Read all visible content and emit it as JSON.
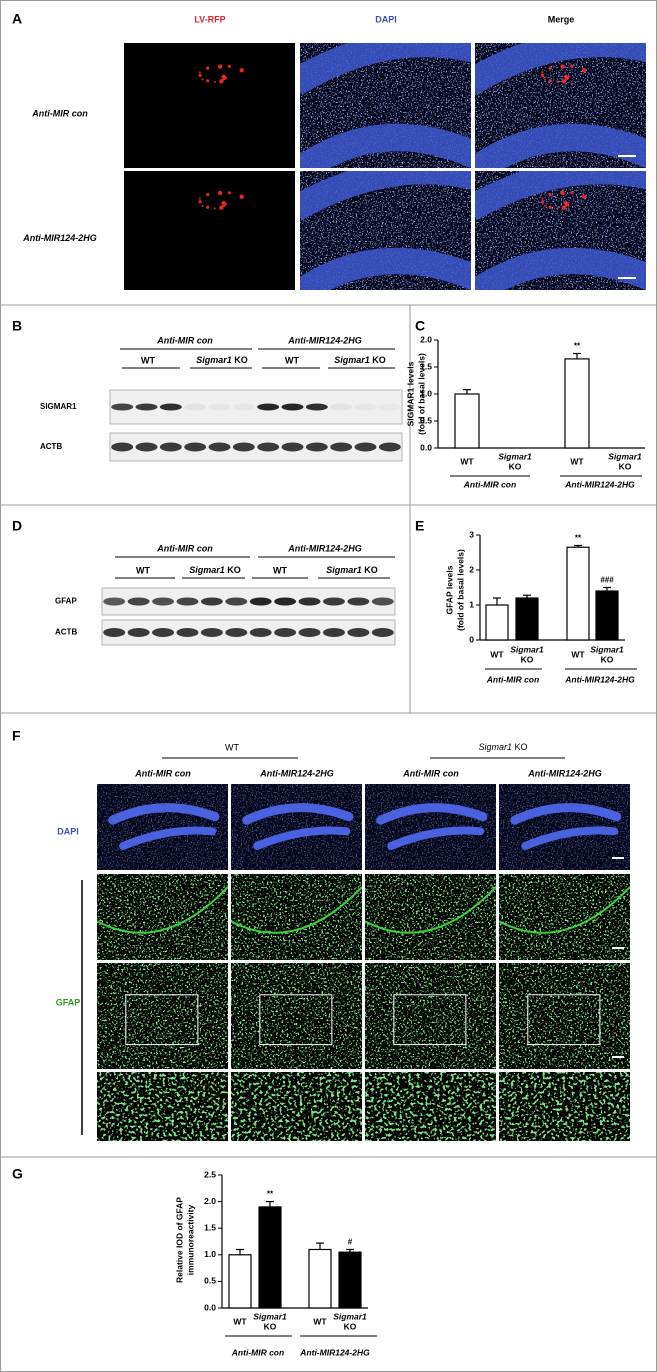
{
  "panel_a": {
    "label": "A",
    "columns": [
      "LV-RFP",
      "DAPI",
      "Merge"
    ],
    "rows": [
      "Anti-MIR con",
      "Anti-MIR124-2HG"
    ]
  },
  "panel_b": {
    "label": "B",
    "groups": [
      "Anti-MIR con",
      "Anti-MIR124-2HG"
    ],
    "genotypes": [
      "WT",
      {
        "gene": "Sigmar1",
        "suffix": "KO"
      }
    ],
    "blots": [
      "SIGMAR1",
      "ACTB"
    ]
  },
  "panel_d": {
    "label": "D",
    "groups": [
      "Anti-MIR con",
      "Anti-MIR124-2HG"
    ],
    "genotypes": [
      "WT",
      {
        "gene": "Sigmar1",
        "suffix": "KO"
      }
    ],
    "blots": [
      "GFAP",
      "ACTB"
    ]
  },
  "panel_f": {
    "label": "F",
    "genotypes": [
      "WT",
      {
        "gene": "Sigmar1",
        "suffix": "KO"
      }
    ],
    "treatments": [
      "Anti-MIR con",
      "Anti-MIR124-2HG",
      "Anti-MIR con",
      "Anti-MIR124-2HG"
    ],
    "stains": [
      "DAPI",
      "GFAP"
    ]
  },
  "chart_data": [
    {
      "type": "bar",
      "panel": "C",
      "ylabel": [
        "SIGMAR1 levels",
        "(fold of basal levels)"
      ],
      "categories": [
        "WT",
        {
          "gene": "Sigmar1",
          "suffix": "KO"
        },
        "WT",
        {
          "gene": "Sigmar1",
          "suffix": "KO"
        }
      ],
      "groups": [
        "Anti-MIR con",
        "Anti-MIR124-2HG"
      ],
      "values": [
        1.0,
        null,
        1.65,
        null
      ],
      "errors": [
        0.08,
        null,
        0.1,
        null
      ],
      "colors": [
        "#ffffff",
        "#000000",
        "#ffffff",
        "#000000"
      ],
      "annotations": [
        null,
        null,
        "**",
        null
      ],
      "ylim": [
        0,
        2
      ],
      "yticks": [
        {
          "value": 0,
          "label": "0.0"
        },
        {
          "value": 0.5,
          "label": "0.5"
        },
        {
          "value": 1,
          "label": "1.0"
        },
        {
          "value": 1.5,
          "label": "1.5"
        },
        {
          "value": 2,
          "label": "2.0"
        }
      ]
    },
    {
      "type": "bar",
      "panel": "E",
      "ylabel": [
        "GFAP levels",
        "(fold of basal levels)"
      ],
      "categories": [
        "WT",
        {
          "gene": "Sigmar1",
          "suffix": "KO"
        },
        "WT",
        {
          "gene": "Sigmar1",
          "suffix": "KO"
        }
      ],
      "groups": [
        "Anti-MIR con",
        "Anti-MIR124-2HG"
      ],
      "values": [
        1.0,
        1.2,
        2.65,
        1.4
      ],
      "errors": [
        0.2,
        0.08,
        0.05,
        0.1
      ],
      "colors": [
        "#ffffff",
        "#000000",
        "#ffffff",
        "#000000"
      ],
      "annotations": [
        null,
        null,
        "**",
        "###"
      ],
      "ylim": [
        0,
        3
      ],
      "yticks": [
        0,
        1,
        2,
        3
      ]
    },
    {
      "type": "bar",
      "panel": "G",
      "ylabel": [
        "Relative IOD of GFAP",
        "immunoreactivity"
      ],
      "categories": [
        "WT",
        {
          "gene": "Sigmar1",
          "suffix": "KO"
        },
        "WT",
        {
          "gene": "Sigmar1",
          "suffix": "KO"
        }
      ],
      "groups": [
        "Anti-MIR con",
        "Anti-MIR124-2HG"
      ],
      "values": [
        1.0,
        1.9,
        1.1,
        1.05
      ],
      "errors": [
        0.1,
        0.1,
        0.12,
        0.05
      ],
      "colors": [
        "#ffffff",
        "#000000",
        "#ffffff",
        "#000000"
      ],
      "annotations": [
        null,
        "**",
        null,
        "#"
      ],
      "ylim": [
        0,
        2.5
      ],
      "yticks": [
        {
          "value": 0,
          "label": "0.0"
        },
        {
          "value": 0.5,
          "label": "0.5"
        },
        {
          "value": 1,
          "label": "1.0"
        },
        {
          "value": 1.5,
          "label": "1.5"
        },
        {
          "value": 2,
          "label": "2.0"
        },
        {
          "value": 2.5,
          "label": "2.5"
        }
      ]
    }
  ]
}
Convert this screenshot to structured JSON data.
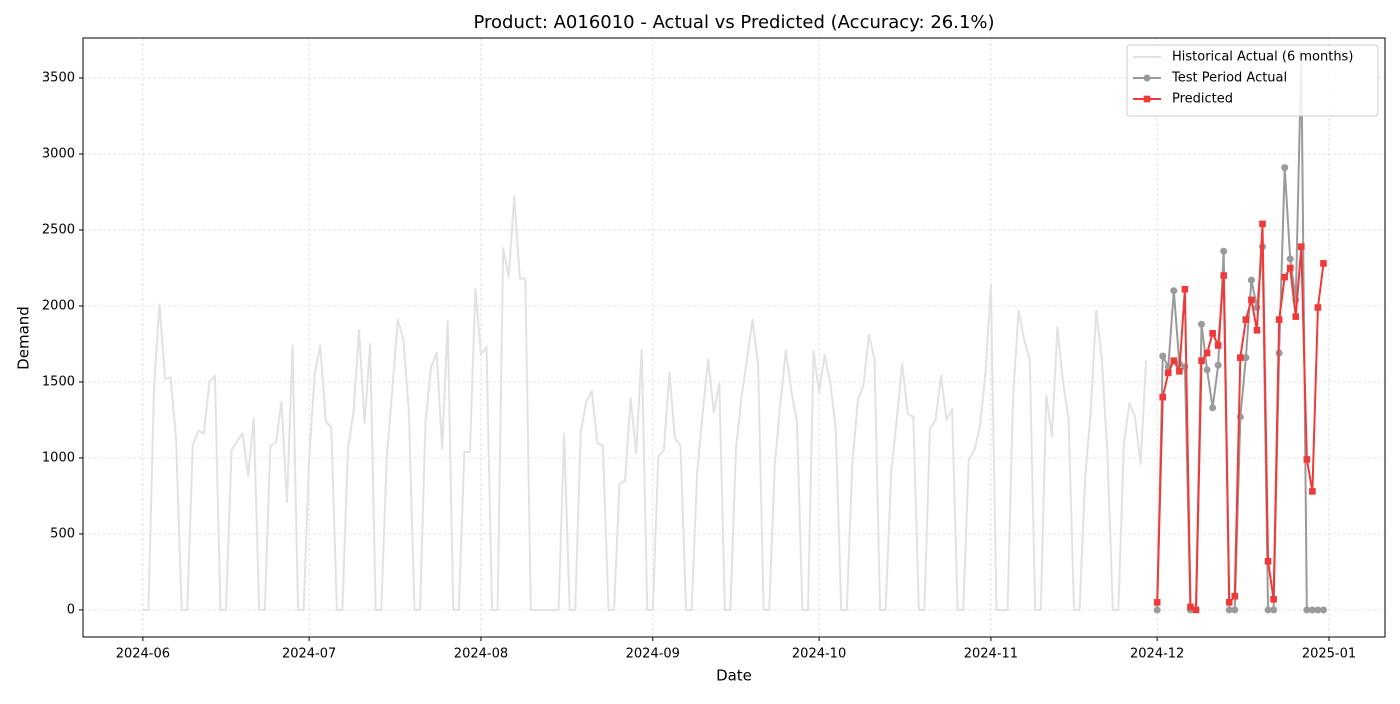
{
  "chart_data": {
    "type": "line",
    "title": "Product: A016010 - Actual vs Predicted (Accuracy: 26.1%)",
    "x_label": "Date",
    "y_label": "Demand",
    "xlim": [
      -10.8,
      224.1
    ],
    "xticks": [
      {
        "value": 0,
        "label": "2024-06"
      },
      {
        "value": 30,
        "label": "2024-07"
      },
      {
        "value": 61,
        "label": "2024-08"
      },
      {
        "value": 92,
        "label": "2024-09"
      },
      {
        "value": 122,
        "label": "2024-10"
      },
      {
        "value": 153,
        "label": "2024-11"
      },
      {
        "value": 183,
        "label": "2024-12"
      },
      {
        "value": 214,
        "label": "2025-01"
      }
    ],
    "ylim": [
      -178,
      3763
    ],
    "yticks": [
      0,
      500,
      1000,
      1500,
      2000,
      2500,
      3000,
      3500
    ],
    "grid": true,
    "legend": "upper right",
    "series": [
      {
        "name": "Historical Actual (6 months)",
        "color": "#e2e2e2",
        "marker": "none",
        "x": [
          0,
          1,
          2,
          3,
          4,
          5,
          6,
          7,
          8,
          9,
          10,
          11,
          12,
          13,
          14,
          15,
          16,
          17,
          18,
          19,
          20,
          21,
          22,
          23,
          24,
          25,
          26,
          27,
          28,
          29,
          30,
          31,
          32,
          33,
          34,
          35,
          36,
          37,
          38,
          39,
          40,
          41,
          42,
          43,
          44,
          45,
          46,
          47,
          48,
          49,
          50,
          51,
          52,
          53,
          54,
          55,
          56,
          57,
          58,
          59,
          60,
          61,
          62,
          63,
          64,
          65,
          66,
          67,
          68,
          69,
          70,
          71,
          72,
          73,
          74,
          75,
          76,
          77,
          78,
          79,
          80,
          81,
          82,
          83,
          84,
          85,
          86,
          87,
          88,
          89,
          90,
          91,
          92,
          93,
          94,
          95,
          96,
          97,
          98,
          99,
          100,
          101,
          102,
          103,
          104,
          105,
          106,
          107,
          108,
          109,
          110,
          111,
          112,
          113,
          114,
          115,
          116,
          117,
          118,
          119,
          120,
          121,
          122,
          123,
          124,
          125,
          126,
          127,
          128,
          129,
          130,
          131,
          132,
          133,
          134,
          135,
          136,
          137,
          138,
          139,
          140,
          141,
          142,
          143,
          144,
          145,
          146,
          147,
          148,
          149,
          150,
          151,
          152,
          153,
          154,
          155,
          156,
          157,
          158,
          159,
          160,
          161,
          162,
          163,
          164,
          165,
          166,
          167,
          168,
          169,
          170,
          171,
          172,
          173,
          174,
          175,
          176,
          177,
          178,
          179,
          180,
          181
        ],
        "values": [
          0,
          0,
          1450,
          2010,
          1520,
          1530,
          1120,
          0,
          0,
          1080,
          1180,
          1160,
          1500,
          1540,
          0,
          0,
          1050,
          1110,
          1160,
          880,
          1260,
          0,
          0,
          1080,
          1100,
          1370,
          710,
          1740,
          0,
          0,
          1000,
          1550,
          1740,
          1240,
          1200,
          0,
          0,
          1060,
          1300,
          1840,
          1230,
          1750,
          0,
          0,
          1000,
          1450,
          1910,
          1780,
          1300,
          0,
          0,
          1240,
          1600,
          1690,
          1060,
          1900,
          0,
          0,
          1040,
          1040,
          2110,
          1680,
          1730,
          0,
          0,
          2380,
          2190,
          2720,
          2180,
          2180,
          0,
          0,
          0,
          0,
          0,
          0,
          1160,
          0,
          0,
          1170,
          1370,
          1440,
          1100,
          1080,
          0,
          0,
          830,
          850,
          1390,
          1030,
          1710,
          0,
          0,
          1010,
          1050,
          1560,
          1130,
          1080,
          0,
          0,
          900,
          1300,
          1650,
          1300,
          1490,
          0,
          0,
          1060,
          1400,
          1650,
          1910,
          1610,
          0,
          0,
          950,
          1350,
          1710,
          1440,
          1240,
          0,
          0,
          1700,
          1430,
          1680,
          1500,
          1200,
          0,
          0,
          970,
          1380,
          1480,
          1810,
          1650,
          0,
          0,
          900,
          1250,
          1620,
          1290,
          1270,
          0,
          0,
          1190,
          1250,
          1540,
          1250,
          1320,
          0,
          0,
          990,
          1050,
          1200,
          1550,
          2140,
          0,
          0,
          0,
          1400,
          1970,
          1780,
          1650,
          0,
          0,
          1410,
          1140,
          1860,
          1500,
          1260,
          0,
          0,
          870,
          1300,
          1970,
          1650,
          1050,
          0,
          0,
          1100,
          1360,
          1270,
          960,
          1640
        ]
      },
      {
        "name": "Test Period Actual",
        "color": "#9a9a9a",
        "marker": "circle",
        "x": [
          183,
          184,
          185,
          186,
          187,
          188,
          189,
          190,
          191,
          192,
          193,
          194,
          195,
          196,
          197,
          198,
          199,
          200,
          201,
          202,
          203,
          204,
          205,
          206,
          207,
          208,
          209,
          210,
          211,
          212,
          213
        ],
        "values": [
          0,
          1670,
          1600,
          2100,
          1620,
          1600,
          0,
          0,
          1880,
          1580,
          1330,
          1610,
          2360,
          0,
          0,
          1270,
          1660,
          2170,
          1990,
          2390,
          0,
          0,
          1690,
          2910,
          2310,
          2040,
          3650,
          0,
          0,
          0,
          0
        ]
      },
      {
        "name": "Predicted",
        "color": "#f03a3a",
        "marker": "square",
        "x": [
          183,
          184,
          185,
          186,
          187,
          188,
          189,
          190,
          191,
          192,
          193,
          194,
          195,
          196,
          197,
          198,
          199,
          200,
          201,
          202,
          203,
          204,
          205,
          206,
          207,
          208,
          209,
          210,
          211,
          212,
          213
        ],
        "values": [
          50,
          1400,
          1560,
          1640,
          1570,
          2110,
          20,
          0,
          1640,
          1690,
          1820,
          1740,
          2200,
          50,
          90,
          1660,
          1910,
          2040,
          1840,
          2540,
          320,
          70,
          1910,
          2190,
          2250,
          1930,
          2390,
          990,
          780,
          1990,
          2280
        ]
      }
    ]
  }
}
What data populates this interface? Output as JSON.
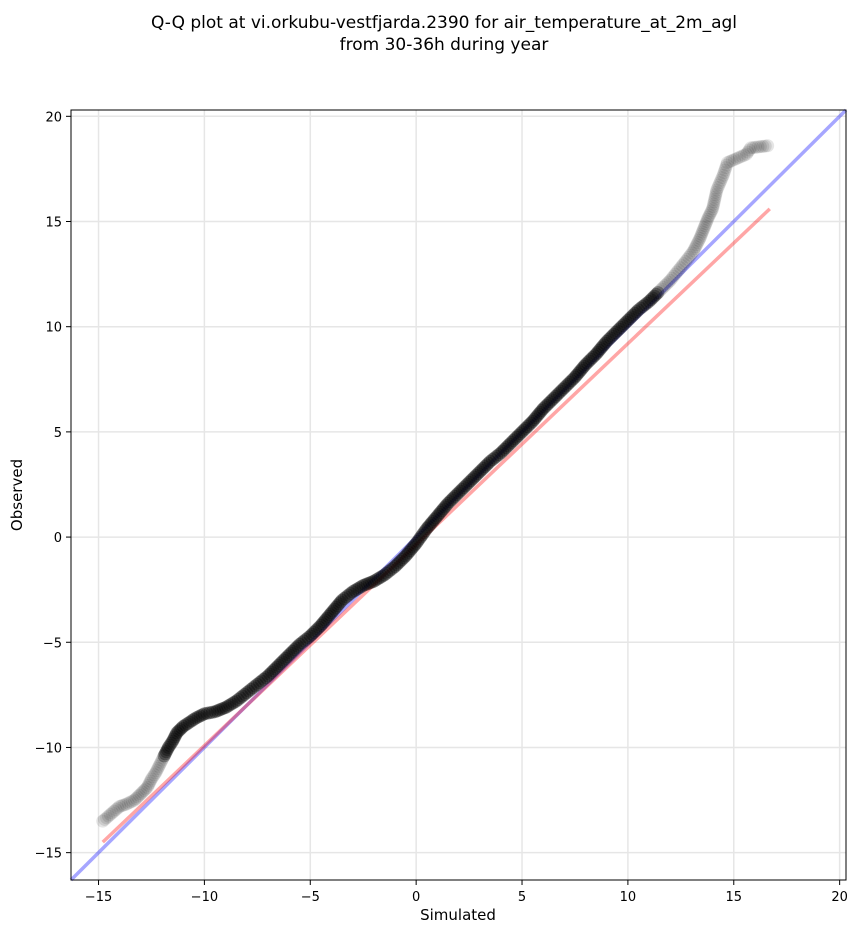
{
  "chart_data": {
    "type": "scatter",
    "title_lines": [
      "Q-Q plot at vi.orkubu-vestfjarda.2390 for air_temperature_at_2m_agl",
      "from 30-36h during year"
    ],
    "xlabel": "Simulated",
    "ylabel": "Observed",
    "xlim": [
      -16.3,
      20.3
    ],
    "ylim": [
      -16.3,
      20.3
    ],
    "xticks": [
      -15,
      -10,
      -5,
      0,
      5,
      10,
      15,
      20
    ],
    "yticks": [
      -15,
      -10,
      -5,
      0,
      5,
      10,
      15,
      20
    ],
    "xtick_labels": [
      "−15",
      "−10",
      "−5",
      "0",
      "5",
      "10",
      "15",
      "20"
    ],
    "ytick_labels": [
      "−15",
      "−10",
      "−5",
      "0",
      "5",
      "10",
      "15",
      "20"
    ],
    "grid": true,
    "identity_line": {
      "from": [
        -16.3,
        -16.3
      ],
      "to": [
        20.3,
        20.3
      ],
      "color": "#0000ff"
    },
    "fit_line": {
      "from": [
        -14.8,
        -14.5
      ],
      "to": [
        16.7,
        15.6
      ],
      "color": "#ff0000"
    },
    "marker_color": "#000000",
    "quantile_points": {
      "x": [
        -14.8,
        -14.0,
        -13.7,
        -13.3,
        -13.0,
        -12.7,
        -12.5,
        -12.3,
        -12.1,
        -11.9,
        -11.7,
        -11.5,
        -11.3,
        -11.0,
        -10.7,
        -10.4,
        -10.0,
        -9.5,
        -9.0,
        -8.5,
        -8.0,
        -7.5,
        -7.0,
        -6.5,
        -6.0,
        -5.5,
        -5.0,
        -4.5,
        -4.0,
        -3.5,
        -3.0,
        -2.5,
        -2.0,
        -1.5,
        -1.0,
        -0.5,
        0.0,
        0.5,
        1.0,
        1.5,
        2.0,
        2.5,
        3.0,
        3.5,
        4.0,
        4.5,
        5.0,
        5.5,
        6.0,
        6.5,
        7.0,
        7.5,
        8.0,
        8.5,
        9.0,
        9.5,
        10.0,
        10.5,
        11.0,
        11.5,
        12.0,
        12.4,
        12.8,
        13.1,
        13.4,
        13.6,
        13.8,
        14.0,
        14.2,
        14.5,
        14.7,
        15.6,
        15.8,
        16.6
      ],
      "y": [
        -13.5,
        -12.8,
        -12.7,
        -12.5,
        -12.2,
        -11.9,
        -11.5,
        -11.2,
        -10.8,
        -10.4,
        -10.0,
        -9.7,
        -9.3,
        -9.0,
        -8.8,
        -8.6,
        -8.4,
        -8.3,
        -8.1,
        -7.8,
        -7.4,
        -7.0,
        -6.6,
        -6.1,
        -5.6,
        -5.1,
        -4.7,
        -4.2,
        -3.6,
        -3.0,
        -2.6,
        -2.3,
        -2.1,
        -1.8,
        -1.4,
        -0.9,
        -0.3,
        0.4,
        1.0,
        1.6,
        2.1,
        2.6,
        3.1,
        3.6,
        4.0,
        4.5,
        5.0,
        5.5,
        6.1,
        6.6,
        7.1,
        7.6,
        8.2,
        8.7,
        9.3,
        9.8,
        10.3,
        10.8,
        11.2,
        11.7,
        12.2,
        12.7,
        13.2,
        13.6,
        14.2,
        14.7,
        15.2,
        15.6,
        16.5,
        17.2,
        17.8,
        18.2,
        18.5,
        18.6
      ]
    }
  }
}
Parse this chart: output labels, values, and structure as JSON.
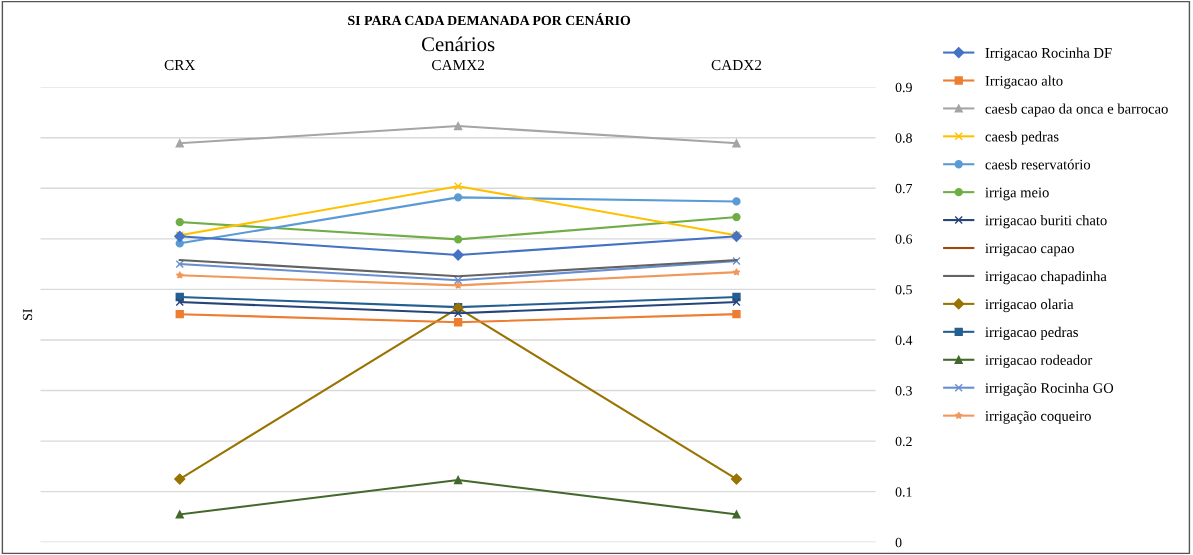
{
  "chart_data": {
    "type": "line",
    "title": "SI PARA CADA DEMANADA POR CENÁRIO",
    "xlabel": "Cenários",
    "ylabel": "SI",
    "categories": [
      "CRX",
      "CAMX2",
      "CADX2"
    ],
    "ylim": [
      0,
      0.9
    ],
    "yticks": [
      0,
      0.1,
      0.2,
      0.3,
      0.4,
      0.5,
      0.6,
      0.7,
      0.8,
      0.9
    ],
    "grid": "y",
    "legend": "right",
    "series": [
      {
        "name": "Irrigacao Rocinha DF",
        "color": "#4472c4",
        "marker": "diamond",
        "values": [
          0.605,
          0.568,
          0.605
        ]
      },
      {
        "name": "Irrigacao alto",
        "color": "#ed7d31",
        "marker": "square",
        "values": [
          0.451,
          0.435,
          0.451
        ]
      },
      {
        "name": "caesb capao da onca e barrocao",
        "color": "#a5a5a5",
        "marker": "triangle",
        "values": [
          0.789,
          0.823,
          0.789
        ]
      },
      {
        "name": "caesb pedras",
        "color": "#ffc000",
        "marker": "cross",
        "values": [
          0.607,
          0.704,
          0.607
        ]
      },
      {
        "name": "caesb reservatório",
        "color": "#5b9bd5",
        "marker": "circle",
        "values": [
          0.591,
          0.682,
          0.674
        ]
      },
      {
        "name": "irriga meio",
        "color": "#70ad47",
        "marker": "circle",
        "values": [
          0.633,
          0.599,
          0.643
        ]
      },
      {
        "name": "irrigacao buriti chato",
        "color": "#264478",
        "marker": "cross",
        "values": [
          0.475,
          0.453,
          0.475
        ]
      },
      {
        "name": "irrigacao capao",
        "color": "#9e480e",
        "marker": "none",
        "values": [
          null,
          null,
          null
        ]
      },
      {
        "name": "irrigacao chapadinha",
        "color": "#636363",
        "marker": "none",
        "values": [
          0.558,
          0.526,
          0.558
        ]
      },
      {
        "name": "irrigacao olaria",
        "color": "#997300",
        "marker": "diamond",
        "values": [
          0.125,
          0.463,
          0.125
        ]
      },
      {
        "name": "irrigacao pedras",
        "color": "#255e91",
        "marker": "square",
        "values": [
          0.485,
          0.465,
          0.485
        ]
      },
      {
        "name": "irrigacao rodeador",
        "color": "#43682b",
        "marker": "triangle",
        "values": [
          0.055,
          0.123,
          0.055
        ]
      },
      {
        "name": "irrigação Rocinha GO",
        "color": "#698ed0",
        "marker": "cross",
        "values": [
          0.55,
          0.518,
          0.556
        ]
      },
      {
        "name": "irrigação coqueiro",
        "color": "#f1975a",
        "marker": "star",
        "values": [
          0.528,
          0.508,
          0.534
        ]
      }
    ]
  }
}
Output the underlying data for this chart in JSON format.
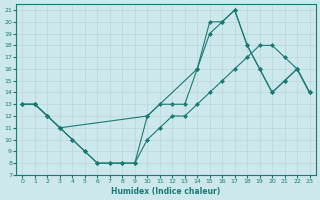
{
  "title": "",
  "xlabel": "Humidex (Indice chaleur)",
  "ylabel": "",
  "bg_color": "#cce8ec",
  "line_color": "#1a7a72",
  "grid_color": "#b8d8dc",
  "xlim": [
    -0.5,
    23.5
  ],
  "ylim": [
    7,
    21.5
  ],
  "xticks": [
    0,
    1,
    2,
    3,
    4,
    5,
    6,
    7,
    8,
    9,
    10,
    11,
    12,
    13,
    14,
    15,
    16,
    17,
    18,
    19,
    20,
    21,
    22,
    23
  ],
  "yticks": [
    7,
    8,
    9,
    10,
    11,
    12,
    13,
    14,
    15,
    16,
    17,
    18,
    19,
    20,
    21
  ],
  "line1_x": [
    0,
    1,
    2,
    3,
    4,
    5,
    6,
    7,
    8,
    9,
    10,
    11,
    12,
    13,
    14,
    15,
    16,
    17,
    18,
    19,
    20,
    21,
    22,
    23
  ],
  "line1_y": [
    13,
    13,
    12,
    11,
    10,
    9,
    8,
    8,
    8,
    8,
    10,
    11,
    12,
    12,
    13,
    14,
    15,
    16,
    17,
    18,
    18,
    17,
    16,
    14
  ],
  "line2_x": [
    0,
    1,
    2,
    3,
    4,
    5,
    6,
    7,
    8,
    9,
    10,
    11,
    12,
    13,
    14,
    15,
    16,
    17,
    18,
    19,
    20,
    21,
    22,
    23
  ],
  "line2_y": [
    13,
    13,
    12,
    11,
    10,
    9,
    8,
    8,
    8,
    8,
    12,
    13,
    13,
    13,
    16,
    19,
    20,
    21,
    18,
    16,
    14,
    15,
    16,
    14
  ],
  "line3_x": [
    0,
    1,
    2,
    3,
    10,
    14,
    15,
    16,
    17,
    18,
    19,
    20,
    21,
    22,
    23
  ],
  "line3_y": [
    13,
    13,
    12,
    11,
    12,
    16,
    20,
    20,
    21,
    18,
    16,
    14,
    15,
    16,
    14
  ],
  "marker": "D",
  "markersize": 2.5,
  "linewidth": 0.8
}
________
▶ _Short problem_:
Write only the number of lines in the records that include the word "Predicted".

▶ _Worked solution_:
2